### DATASET RECORDS
>> BEGIN

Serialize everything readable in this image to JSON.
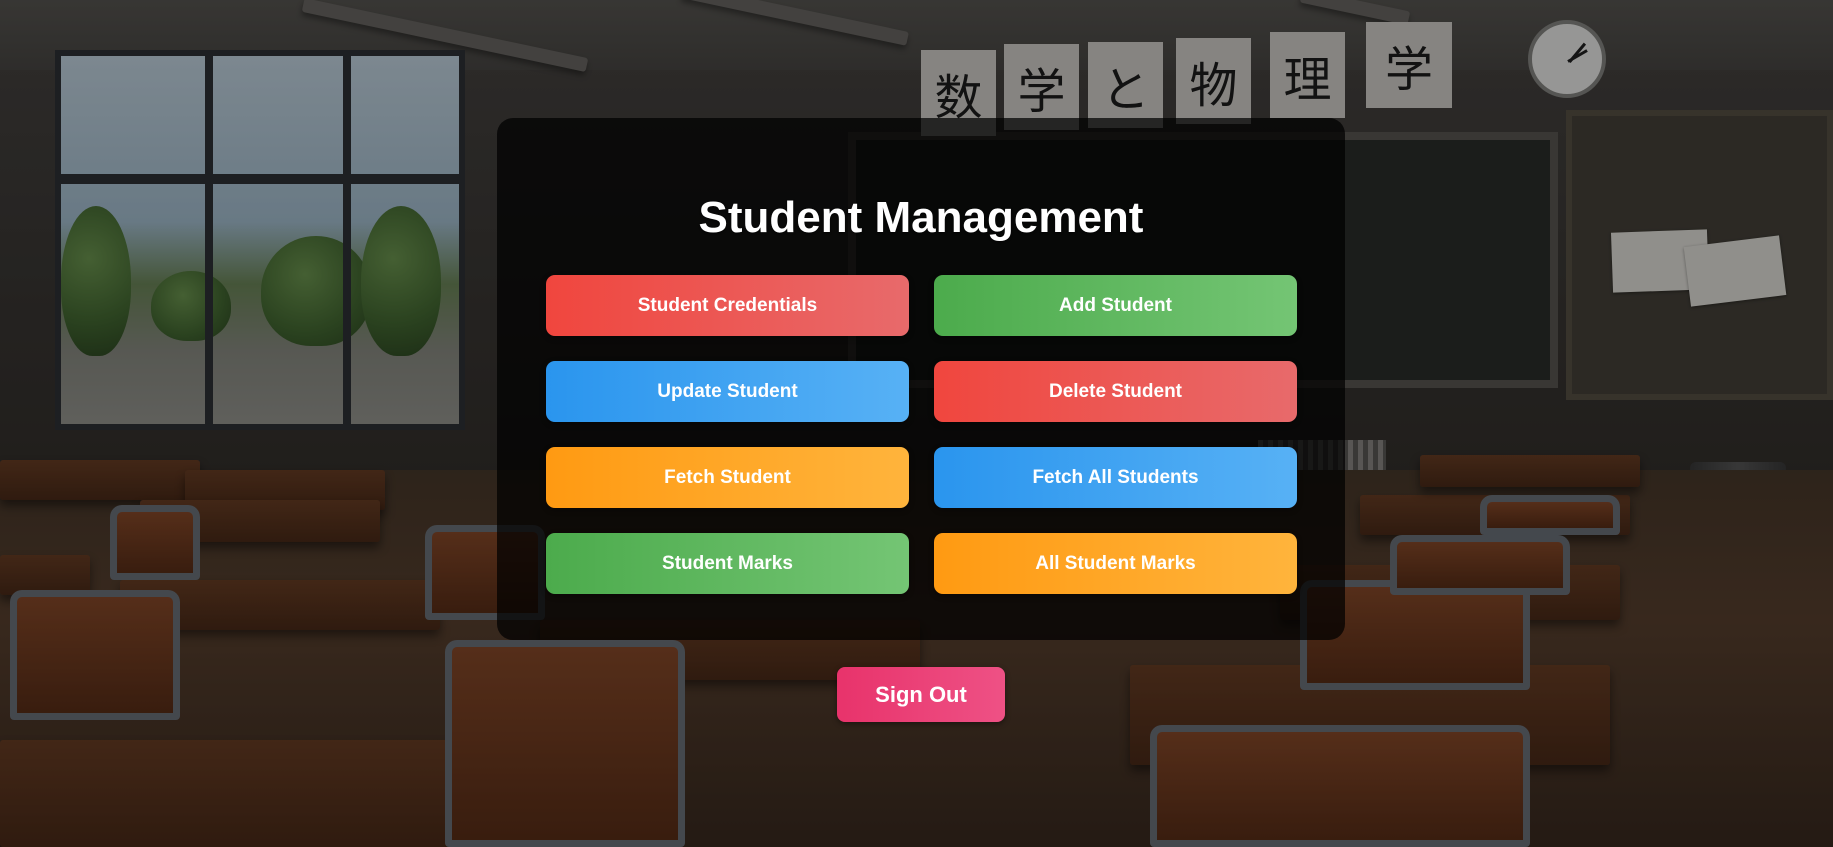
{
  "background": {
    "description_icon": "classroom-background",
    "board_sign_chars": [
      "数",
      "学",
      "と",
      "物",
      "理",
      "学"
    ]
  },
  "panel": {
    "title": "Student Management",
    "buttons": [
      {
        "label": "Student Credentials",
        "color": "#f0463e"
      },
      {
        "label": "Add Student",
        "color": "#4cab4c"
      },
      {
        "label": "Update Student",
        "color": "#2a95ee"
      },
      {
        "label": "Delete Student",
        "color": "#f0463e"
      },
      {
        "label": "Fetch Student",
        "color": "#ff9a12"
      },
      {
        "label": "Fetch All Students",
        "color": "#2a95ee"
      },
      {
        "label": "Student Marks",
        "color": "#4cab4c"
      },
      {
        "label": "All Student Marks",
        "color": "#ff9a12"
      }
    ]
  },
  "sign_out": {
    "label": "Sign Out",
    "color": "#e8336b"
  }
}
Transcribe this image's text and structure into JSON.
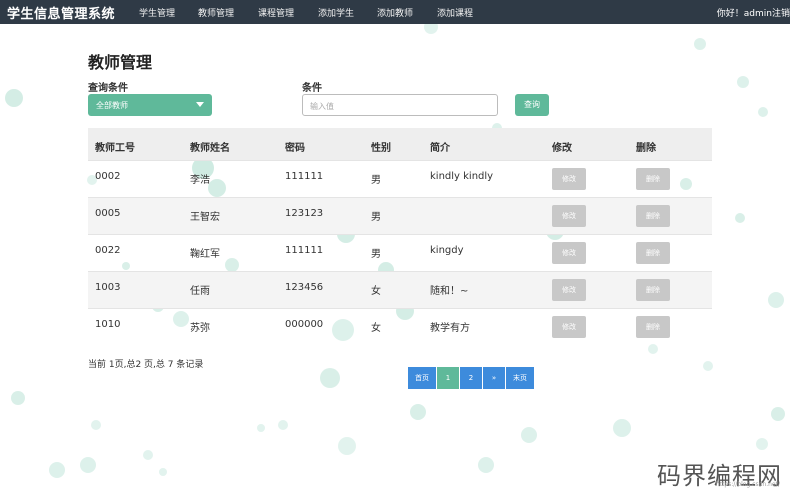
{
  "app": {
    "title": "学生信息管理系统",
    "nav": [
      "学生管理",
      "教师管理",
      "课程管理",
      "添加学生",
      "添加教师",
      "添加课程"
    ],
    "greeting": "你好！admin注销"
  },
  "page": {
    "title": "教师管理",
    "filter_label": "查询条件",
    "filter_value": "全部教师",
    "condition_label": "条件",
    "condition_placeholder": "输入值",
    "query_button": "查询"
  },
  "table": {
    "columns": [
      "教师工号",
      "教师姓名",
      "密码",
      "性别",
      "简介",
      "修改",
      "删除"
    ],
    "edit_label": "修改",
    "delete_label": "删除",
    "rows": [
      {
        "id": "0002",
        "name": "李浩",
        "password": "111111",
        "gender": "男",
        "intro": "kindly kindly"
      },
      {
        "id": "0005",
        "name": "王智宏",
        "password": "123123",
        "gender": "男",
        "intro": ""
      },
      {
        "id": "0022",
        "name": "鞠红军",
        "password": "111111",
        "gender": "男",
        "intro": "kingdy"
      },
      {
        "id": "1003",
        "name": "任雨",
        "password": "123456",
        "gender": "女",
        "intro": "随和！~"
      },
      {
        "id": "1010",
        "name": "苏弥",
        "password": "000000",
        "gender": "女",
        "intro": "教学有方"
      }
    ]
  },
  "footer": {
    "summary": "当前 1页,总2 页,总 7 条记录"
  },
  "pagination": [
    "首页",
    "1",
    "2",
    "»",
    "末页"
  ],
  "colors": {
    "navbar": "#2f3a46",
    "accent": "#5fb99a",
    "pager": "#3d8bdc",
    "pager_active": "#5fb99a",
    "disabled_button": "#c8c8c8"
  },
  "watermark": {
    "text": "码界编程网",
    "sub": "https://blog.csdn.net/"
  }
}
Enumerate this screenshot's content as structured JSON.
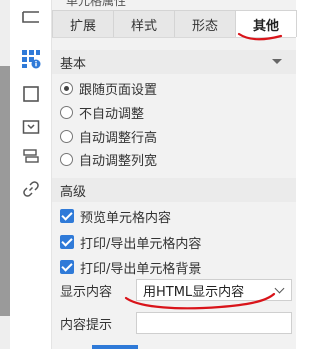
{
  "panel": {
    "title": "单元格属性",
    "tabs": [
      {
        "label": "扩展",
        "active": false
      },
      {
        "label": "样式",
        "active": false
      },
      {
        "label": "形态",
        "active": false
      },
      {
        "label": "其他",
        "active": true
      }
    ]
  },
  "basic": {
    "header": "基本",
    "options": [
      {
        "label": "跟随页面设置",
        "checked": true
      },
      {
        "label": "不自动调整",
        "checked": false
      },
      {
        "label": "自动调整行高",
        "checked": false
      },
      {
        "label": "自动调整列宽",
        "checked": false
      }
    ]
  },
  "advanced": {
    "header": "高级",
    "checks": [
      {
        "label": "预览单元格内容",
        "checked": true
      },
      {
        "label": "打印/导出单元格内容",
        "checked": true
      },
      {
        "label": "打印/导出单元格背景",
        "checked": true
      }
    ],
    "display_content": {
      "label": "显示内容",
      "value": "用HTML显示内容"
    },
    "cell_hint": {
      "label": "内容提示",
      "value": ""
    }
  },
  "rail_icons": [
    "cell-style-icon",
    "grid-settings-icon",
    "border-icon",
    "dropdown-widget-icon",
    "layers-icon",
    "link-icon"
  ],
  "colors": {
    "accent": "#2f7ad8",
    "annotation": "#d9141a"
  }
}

>> END

### WHAT THIS TASK INVOLVES
Each line from the one that contains "Enumerate this screenshot's" through the end of the records should be restated exactly; include both end lines and leave any pictures out.

### COMPLETED TASK
Enumerate this screenshot's content as structured JSON.
{
  "panel": {
    "title": "单元格属性",
    "tabs": [
      {
        "label": "扩展",
        "active": false
      },
      {
        "label": "样式",
        "active": false
      },
      {
        "label": "形态",
        "active": false
      },
      {
        "label": "其他",
        "active": true
      }
    ]
  },
  "basic": {
    "header": "基本",
    "options": [
      {
        "label": "跟随页面设置",
        "checked": true
      },
      {
        "label": "不自动调整",
        "checked": false
      },
      {
        "label": "自动调整行高",
        "checked": false
      },
      {
        "label": "自动调整列宽",
        "checked": false
      }
    ]
  },
  "advanced": {
    "header": "高级",
    "checks": [
      {
        "label": "预览单元格内容",
        "checked": true
      },
      {
        "label": "打印/导出单元格内容",
        "checked": true
      },
      {
        "label": "打印/导出单元格背景",
        "checked": true
      }
    ],
    "display_content": {
      "label": "显示内容",
      "value": "用HTML显示内容"
    },
    "cell_hint": {
      "label": "内容提示",
      "value": ""
    }
  },
  "rail_icons": [
    "cell-style-icon",
    "grid-settings-icon",
    "border-icon",
    "dropdown-widget-icon",
    "layers-icon",
    "link-icon"
  ],
  "colors": {
    "accent": "#2f7ad8",
    "annotation": "#d9141a"
  }
}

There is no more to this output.